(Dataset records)
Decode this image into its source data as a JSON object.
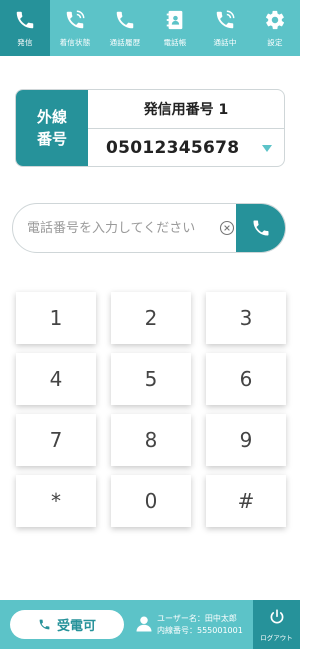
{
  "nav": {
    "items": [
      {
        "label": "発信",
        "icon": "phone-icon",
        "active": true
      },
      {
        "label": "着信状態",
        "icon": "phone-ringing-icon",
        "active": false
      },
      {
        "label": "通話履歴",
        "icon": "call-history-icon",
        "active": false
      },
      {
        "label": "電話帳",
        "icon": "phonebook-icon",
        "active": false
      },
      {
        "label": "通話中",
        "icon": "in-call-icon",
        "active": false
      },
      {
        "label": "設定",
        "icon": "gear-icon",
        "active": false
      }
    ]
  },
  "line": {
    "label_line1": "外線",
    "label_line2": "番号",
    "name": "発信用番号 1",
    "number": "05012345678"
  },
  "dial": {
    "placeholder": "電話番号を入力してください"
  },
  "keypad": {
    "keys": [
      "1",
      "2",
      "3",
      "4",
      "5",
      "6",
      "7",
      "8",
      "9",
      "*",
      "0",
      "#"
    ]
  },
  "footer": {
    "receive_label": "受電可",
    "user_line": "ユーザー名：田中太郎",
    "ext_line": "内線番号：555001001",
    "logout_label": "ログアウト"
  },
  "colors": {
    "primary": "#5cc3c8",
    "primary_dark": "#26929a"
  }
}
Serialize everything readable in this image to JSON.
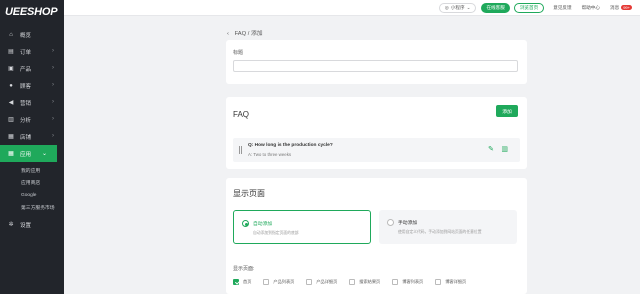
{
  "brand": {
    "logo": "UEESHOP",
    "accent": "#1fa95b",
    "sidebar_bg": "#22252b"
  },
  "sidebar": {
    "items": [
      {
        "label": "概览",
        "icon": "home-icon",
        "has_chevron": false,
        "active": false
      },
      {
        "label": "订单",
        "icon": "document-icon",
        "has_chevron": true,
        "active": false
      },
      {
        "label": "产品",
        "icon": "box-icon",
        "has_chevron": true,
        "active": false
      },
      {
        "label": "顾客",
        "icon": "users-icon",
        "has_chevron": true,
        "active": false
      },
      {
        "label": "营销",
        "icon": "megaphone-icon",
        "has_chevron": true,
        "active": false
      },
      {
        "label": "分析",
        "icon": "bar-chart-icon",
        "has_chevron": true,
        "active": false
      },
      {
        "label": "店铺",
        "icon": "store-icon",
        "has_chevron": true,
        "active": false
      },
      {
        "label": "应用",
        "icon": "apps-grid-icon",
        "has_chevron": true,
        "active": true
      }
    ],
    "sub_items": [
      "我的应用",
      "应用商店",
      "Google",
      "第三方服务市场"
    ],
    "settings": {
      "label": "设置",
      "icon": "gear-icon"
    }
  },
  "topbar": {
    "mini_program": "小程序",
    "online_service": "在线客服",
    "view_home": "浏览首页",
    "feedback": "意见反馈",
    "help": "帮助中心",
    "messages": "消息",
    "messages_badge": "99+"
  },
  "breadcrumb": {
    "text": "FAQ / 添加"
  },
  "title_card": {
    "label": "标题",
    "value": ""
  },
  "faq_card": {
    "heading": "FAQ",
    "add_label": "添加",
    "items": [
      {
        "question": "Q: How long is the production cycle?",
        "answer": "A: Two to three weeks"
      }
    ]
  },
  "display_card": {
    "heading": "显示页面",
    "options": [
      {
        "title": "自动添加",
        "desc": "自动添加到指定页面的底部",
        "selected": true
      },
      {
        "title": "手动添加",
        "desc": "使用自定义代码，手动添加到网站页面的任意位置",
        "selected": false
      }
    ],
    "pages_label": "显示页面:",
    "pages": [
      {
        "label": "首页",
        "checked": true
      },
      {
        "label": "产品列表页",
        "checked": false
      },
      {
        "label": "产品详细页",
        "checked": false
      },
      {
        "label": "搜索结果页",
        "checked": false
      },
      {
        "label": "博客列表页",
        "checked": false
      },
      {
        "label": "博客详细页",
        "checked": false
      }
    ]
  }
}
---
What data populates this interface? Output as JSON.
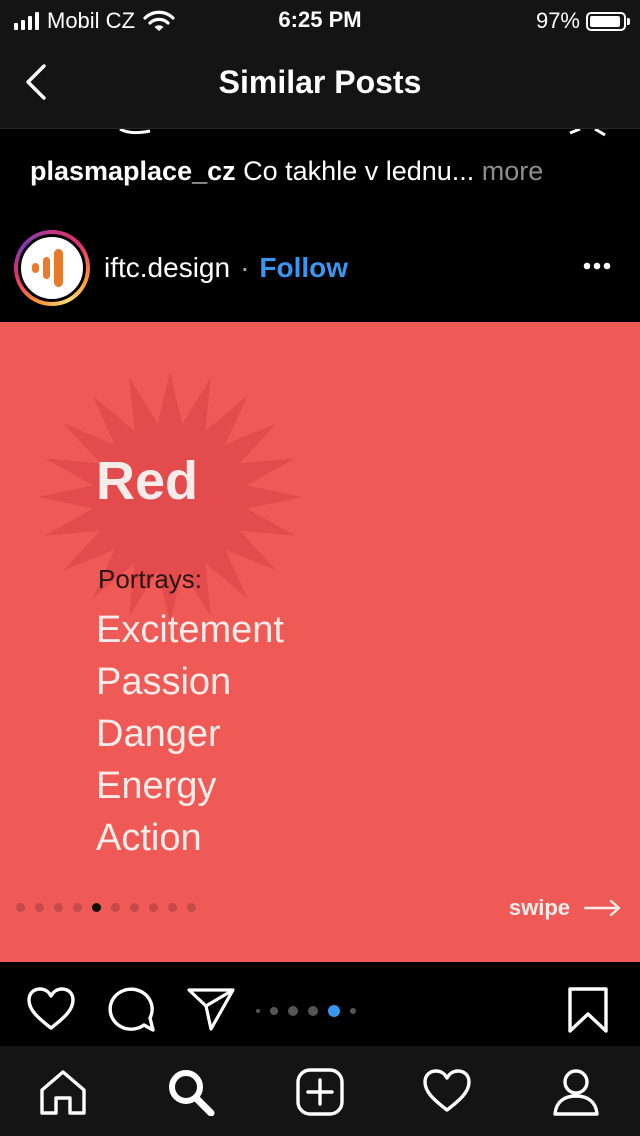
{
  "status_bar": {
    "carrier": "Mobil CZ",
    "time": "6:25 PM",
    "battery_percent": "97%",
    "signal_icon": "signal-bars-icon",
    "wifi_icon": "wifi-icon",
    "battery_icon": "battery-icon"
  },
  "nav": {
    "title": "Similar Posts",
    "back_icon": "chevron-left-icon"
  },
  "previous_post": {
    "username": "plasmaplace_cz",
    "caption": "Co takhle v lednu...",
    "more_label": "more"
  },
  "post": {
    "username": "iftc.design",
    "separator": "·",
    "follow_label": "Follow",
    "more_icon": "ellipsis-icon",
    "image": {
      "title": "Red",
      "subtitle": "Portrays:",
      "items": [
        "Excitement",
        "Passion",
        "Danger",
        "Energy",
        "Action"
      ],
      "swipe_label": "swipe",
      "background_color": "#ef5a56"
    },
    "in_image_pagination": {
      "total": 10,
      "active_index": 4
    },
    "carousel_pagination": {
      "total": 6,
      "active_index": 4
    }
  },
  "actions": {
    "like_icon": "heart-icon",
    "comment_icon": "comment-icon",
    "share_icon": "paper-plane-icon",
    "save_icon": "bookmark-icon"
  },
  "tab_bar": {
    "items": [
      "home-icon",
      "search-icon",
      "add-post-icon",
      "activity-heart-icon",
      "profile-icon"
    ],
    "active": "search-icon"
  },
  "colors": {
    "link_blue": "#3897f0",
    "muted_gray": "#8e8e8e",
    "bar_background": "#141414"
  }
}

**WRITTEN PROBLEM**
Give only a number: how many lines of the data hold the string "heart"?

**THE ANSWER**
2